## start Records for processing

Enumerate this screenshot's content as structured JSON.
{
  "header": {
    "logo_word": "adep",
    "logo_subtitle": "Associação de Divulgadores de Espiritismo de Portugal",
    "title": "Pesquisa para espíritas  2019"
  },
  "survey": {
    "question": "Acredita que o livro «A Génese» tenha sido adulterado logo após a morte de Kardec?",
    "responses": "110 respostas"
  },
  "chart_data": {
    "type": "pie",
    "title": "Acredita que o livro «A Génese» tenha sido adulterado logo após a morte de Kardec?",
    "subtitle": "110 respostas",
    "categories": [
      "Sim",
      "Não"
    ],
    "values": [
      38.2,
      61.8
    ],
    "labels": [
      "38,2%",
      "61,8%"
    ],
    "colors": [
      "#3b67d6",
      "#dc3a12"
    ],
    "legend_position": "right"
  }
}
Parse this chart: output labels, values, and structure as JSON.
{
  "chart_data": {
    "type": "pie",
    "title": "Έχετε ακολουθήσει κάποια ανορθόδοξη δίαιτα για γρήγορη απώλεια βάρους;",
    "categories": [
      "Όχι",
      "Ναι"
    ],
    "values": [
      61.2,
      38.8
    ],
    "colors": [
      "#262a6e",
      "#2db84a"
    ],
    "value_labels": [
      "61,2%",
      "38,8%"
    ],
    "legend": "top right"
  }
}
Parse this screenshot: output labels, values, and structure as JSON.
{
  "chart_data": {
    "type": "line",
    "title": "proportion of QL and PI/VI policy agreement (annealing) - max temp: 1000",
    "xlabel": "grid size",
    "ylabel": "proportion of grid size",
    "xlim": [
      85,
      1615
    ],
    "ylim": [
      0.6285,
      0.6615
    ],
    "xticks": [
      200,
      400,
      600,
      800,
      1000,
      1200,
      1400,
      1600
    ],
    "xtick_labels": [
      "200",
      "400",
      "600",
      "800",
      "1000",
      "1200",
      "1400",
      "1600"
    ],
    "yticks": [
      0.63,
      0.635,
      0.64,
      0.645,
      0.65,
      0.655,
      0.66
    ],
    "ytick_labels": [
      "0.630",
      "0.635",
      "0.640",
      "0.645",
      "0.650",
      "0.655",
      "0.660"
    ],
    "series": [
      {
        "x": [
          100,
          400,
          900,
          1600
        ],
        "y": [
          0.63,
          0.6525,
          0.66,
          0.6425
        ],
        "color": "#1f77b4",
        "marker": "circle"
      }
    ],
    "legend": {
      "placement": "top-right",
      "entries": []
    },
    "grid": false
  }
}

## end Records for processing
## start Records for processing

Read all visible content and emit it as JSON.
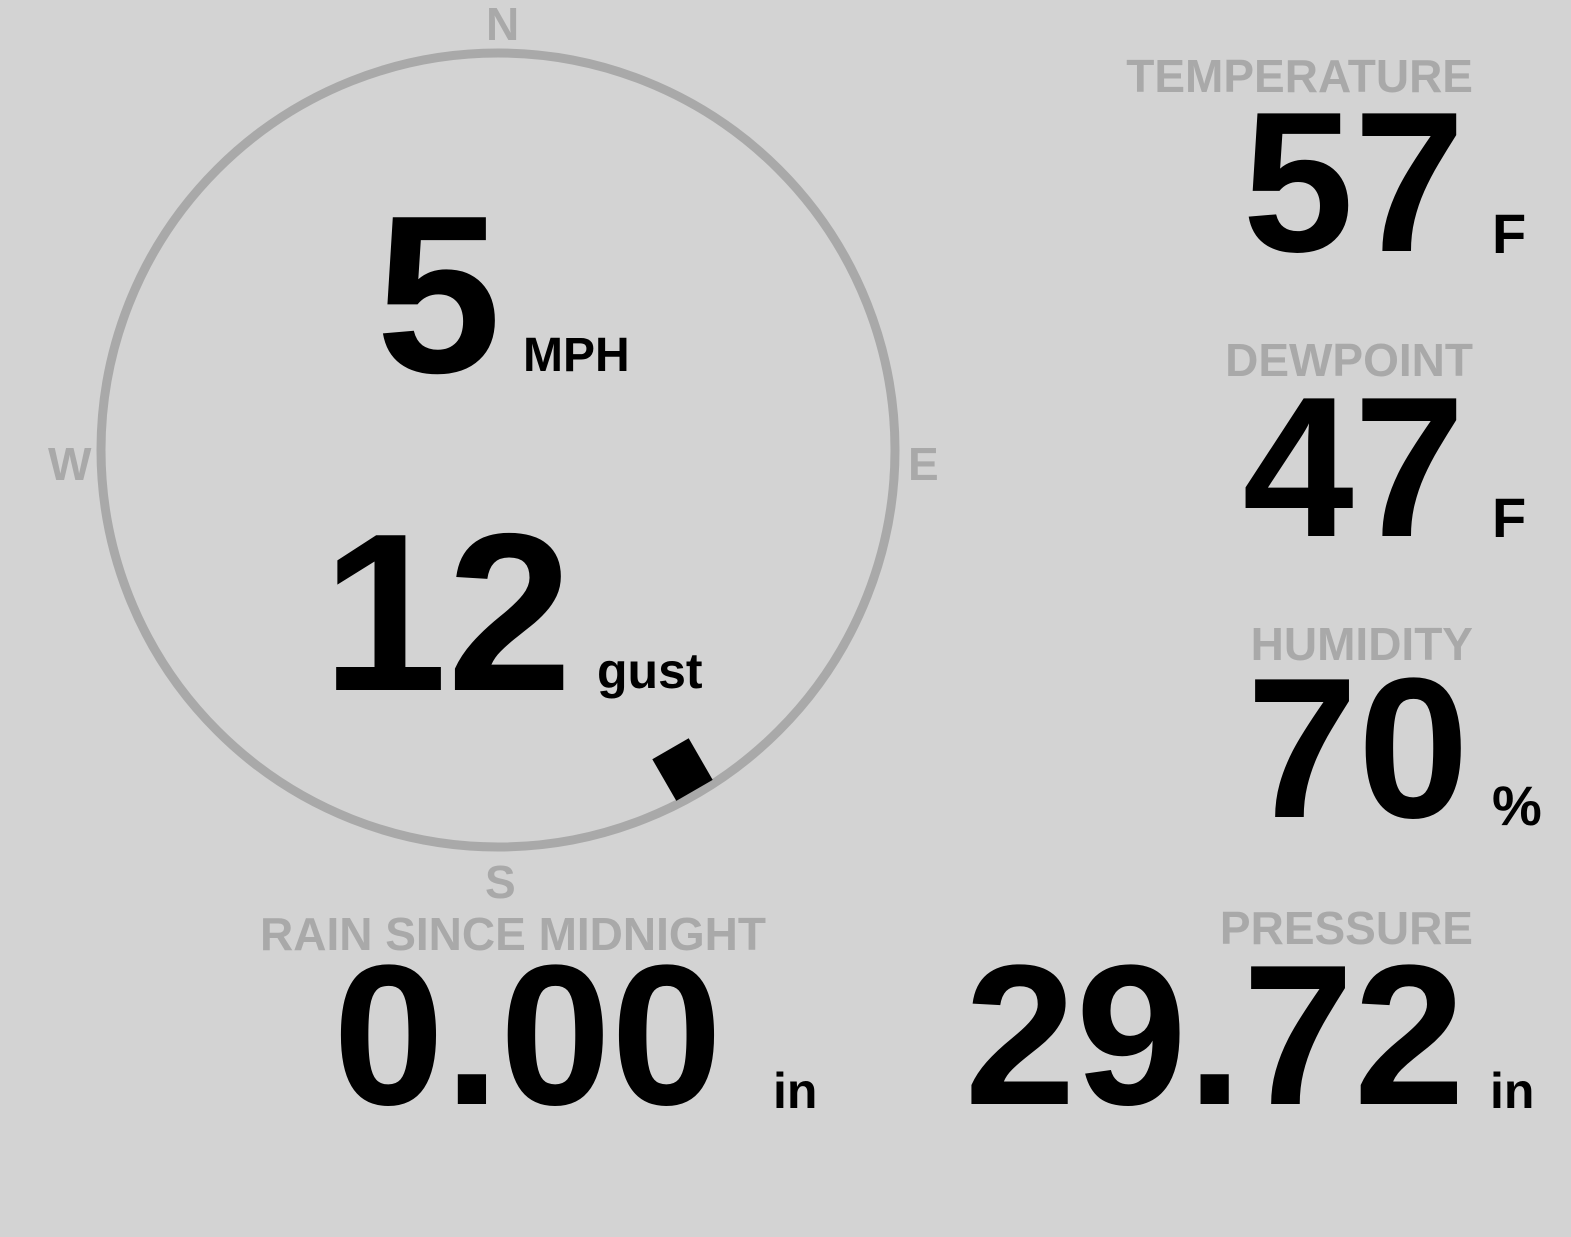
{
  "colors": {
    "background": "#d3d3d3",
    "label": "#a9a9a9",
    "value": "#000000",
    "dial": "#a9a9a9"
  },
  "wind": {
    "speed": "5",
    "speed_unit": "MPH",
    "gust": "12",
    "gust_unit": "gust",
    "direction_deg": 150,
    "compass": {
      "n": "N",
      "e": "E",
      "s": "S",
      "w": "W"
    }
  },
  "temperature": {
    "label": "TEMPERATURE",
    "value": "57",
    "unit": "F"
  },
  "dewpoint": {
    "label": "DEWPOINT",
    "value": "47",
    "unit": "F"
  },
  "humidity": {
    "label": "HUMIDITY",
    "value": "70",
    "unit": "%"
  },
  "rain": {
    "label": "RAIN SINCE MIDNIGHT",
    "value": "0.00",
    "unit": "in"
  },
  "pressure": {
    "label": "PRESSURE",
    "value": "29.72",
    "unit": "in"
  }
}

## end Records for processing
## start Records for processing

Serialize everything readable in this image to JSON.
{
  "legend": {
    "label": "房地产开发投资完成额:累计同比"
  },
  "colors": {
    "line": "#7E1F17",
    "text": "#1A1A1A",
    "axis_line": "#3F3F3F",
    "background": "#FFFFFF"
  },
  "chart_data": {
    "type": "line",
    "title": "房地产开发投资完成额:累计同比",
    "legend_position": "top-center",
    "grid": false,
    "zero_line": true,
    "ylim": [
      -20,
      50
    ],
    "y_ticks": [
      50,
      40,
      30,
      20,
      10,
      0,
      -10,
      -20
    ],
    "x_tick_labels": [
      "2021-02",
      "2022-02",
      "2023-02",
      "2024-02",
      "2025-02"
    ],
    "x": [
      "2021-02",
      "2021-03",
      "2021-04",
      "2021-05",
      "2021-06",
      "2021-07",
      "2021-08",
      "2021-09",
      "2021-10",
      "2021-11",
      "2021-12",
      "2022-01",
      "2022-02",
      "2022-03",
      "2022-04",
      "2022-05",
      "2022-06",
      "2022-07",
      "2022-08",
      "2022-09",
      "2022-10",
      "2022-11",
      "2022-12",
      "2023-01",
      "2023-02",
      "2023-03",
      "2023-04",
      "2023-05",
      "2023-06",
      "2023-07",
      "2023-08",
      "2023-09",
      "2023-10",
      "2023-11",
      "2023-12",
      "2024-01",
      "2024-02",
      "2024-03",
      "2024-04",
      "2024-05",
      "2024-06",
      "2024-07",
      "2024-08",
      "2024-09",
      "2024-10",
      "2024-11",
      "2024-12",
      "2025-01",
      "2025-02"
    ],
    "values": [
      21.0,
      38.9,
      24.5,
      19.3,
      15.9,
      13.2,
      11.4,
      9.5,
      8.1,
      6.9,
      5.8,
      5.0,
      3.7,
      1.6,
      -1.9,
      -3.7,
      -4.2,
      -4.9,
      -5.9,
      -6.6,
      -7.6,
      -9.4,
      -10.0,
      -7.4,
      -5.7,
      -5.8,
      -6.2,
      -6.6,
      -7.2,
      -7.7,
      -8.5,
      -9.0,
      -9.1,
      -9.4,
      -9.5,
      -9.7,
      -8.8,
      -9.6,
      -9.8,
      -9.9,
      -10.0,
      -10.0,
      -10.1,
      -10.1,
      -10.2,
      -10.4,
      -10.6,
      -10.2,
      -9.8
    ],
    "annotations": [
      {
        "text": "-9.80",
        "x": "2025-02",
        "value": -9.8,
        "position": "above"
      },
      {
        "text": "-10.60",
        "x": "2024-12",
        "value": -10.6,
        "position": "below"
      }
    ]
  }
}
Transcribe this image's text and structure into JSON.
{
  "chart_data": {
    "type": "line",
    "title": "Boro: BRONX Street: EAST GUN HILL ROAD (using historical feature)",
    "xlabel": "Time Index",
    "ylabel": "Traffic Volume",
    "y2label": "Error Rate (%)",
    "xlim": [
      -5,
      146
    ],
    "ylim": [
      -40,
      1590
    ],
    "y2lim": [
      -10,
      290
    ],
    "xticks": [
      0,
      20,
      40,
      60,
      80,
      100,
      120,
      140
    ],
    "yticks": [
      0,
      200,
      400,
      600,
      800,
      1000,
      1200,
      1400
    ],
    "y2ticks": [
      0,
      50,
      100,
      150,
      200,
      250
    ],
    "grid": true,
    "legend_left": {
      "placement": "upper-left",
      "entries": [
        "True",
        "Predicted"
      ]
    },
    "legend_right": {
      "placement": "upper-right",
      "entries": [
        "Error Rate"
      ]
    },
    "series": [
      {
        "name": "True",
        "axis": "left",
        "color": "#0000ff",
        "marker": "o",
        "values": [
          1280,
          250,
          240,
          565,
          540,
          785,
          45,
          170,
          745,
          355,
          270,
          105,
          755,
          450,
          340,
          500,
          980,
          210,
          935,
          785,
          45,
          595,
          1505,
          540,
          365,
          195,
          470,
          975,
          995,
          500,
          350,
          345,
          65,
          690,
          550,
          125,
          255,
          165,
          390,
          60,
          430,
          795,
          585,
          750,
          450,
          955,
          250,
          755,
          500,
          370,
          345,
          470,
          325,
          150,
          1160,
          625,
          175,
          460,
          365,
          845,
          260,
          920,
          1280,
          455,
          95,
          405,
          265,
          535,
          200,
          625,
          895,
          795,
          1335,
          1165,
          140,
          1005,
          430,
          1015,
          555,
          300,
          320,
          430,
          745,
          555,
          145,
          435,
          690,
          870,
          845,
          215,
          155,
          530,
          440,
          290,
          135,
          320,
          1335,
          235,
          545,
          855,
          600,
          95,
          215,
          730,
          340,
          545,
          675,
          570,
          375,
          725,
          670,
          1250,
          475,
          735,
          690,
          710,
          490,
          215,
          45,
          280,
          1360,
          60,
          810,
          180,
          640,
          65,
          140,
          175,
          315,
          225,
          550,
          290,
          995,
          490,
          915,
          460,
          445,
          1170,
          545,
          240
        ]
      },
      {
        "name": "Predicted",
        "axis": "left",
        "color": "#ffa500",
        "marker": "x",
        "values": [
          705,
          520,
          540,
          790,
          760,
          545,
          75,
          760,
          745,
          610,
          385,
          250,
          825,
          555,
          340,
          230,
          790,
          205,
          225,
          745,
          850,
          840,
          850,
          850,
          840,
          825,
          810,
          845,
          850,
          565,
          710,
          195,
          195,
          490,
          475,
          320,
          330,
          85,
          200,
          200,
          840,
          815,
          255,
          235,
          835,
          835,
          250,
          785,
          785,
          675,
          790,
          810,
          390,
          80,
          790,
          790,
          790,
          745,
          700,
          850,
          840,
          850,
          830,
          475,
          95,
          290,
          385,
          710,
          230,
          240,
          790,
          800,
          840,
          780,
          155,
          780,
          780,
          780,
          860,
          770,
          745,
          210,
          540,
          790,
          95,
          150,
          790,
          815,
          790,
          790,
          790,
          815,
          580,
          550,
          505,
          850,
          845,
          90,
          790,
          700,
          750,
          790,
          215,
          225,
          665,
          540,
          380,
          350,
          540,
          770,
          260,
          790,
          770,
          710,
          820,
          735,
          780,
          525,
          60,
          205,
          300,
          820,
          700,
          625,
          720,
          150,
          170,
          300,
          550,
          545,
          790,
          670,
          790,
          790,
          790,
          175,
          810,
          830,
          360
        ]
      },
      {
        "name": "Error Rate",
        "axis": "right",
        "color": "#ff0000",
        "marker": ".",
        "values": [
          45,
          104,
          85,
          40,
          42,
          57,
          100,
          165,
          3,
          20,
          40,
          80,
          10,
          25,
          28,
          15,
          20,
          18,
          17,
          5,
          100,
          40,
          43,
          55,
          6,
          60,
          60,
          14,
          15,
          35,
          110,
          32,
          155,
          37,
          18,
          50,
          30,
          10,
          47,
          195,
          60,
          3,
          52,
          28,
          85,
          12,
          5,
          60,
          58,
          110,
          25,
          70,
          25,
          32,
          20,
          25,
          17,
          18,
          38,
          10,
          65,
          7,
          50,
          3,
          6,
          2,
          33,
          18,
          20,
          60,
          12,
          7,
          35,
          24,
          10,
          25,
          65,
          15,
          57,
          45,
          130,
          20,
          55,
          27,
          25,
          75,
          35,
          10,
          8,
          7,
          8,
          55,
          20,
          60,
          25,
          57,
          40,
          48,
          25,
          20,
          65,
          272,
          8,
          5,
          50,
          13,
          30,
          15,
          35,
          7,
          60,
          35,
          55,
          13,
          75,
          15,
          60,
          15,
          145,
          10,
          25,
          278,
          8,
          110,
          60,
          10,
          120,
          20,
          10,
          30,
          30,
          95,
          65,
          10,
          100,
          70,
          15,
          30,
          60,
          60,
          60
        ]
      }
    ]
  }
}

## end Records for processing

## [Exercise prompt]
Gather from the records above every line containing the string "ylabel".

## [Worked solution]
    "ylabel": "proportion of grid size",
    "ylabel": "Traffic Volume",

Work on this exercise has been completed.